## RECORDS FOR PROCESSING
········
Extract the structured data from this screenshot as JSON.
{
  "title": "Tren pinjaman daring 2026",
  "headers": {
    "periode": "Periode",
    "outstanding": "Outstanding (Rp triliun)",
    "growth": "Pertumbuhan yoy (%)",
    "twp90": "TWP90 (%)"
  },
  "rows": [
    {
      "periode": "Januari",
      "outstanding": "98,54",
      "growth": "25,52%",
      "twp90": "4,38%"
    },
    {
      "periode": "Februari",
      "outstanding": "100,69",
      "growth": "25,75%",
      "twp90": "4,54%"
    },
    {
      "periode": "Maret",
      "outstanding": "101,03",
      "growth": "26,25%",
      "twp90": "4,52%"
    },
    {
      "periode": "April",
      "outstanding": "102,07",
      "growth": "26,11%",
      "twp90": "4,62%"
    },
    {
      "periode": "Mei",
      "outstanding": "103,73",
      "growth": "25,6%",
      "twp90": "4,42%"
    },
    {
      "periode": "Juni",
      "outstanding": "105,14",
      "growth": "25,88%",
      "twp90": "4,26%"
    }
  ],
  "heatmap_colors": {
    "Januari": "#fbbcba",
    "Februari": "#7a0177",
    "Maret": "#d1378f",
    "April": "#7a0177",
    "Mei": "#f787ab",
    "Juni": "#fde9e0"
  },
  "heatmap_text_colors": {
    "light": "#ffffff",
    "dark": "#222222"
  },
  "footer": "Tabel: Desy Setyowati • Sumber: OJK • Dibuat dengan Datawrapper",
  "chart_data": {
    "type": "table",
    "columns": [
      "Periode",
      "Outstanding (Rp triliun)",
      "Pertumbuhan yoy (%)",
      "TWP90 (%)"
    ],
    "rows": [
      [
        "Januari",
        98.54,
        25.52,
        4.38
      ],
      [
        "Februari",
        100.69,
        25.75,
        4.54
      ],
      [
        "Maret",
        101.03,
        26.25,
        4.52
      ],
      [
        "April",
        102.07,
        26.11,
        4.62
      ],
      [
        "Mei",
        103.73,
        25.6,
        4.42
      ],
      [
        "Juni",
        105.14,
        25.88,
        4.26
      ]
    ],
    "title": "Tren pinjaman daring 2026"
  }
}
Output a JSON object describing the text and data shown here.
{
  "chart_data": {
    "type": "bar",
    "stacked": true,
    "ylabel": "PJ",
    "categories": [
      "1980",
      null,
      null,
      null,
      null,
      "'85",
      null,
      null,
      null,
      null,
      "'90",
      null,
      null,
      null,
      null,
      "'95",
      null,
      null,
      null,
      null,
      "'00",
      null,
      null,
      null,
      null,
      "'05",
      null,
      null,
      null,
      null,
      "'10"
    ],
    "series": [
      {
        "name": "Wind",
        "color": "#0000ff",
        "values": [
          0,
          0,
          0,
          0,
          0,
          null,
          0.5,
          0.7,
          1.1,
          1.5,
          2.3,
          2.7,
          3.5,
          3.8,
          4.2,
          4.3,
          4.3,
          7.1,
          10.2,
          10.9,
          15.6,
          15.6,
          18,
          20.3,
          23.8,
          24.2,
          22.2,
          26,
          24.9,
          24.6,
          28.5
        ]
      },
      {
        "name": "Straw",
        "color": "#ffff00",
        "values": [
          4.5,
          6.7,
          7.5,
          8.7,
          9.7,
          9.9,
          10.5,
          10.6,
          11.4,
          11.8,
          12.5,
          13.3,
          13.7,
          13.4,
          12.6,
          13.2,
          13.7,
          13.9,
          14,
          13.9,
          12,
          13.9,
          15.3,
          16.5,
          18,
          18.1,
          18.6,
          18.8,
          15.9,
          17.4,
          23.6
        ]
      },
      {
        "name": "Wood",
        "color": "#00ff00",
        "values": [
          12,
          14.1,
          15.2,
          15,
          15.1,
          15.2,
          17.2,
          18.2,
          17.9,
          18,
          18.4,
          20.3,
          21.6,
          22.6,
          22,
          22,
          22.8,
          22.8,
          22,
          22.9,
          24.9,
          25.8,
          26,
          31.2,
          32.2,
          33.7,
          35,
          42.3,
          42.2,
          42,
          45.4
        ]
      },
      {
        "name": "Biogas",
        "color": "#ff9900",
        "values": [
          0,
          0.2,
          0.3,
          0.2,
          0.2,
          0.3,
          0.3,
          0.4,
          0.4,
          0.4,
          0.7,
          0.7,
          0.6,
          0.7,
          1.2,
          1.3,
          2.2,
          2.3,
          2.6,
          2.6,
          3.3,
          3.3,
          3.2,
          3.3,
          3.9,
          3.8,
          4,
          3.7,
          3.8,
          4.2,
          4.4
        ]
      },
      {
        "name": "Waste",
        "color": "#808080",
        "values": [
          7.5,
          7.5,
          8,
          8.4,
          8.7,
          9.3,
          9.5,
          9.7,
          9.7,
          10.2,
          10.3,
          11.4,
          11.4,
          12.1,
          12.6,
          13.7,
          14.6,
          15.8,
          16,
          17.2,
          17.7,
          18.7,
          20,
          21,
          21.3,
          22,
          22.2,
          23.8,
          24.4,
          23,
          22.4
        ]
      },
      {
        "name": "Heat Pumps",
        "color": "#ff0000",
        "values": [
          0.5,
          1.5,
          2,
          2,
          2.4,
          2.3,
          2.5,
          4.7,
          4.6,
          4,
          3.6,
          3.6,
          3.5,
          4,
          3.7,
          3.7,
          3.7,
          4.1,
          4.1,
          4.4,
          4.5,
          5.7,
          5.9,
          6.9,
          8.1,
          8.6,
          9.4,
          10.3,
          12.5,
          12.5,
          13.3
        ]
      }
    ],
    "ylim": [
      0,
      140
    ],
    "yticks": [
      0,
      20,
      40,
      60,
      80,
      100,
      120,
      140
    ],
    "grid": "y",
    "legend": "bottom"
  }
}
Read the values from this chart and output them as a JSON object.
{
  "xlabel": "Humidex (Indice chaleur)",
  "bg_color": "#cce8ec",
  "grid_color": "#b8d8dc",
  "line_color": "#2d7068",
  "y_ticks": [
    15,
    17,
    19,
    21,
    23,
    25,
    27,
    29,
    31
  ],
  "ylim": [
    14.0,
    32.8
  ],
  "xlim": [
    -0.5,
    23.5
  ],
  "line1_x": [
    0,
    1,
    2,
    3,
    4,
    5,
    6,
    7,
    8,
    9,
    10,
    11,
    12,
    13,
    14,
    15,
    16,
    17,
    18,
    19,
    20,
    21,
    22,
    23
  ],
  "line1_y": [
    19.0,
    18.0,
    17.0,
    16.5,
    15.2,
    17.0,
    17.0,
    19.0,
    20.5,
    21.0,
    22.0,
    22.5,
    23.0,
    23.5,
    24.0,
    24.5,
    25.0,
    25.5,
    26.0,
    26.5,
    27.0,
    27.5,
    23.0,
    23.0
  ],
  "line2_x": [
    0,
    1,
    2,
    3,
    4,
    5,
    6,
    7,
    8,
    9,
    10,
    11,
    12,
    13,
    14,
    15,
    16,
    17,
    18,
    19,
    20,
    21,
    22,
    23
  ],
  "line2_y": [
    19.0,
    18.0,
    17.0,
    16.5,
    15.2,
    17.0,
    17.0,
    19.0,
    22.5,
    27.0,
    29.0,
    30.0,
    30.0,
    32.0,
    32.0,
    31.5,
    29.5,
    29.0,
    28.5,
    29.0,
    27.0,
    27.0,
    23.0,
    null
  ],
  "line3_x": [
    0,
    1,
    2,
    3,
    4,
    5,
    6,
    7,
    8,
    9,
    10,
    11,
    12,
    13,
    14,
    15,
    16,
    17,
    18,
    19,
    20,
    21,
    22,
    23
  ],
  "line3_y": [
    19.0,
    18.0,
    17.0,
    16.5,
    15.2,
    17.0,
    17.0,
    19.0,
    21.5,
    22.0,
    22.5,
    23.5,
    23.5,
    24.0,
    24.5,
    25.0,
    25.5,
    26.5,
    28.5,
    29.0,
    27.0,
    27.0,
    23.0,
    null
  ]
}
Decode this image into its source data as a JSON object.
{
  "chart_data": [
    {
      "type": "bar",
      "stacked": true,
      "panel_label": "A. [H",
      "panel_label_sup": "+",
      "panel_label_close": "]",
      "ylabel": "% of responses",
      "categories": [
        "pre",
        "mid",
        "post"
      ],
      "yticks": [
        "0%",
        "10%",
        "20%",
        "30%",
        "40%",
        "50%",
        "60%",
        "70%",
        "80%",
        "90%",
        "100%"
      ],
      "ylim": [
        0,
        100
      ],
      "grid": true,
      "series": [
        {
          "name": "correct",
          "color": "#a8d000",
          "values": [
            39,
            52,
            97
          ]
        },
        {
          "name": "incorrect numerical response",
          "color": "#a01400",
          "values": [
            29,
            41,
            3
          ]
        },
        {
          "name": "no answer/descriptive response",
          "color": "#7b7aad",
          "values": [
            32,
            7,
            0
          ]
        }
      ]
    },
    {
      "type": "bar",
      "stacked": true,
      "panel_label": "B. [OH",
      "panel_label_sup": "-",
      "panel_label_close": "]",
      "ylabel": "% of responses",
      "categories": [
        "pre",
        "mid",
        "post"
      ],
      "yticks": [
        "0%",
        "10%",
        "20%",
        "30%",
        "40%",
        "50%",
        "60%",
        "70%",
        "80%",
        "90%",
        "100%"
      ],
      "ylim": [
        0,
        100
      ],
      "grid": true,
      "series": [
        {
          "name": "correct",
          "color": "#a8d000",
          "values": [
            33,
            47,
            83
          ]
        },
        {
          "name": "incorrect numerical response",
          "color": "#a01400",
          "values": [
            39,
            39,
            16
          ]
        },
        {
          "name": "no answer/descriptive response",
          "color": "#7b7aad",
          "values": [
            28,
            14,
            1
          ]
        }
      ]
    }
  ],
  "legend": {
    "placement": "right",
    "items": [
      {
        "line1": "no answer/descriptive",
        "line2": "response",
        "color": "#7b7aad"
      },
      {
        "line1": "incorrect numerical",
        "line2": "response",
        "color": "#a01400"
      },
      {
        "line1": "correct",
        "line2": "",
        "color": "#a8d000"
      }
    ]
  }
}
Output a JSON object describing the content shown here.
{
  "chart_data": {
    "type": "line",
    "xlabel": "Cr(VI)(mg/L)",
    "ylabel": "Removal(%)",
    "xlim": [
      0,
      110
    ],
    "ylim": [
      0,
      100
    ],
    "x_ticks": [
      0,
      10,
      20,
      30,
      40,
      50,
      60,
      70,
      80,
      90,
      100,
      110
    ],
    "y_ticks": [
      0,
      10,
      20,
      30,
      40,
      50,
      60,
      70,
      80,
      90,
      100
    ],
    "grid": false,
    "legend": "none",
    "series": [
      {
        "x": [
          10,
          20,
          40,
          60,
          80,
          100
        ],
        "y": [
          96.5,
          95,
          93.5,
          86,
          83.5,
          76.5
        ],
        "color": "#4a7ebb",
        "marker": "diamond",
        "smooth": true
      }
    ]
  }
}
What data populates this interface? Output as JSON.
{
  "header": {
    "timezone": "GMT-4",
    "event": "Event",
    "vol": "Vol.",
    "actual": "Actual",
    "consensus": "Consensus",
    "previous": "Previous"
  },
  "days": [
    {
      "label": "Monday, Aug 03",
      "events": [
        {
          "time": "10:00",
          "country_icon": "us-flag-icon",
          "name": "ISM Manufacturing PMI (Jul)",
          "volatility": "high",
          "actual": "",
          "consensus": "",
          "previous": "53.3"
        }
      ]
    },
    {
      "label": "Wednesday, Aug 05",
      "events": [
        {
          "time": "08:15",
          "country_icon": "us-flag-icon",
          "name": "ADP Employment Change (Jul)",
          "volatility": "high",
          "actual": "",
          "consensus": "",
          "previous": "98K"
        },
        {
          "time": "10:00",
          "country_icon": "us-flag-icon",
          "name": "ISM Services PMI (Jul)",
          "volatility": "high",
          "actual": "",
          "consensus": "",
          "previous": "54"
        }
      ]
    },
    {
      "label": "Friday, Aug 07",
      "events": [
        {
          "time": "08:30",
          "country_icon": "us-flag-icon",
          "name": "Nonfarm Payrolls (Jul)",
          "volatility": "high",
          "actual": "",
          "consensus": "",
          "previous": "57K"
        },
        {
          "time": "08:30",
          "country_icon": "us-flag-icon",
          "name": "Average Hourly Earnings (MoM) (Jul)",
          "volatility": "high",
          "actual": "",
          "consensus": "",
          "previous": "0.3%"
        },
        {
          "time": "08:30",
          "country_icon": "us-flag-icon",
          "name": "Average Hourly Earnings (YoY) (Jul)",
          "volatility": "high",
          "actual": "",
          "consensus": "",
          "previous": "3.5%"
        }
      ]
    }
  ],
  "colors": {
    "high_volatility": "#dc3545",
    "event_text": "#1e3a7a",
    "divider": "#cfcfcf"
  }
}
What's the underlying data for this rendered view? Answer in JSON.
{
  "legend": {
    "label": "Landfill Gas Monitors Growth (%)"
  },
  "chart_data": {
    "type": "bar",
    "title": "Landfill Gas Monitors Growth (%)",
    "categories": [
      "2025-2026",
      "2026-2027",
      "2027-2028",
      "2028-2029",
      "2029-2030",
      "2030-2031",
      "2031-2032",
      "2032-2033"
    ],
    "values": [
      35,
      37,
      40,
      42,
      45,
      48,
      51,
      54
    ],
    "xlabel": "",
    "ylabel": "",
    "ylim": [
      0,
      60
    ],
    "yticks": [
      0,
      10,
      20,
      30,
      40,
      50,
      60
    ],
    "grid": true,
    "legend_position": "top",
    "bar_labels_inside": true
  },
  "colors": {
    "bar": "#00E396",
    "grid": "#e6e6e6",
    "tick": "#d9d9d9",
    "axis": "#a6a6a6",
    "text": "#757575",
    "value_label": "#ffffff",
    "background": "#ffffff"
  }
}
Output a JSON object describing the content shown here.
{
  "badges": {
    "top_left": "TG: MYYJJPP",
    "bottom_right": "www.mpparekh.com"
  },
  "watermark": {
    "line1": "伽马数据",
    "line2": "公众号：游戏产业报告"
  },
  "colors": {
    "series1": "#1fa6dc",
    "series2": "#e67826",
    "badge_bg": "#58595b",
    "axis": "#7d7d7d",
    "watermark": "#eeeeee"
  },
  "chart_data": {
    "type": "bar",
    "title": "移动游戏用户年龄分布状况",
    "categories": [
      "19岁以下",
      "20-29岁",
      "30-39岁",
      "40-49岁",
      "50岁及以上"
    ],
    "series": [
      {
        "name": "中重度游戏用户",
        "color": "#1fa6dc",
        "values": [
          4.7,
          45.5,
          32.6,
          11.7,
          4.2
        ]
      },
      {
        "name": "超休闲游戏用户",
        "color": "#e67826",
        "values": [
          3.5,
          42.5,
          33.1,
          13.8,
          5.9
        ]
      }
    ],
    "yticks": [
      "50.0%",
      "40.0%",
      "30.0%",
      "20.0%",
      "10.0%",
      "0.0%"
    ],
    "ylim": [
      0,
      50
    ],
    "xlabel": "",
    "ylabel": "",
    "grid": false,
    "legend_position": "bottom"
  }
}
········
## TASK INSTRUCTIONS
Search the entries for the word "triliun" and pick out every line that holds it.

## EXERCISE ANSWER
    "outstanding": "Outstanding (Rp triliun)",
      "Outstanding (Rp triliun)",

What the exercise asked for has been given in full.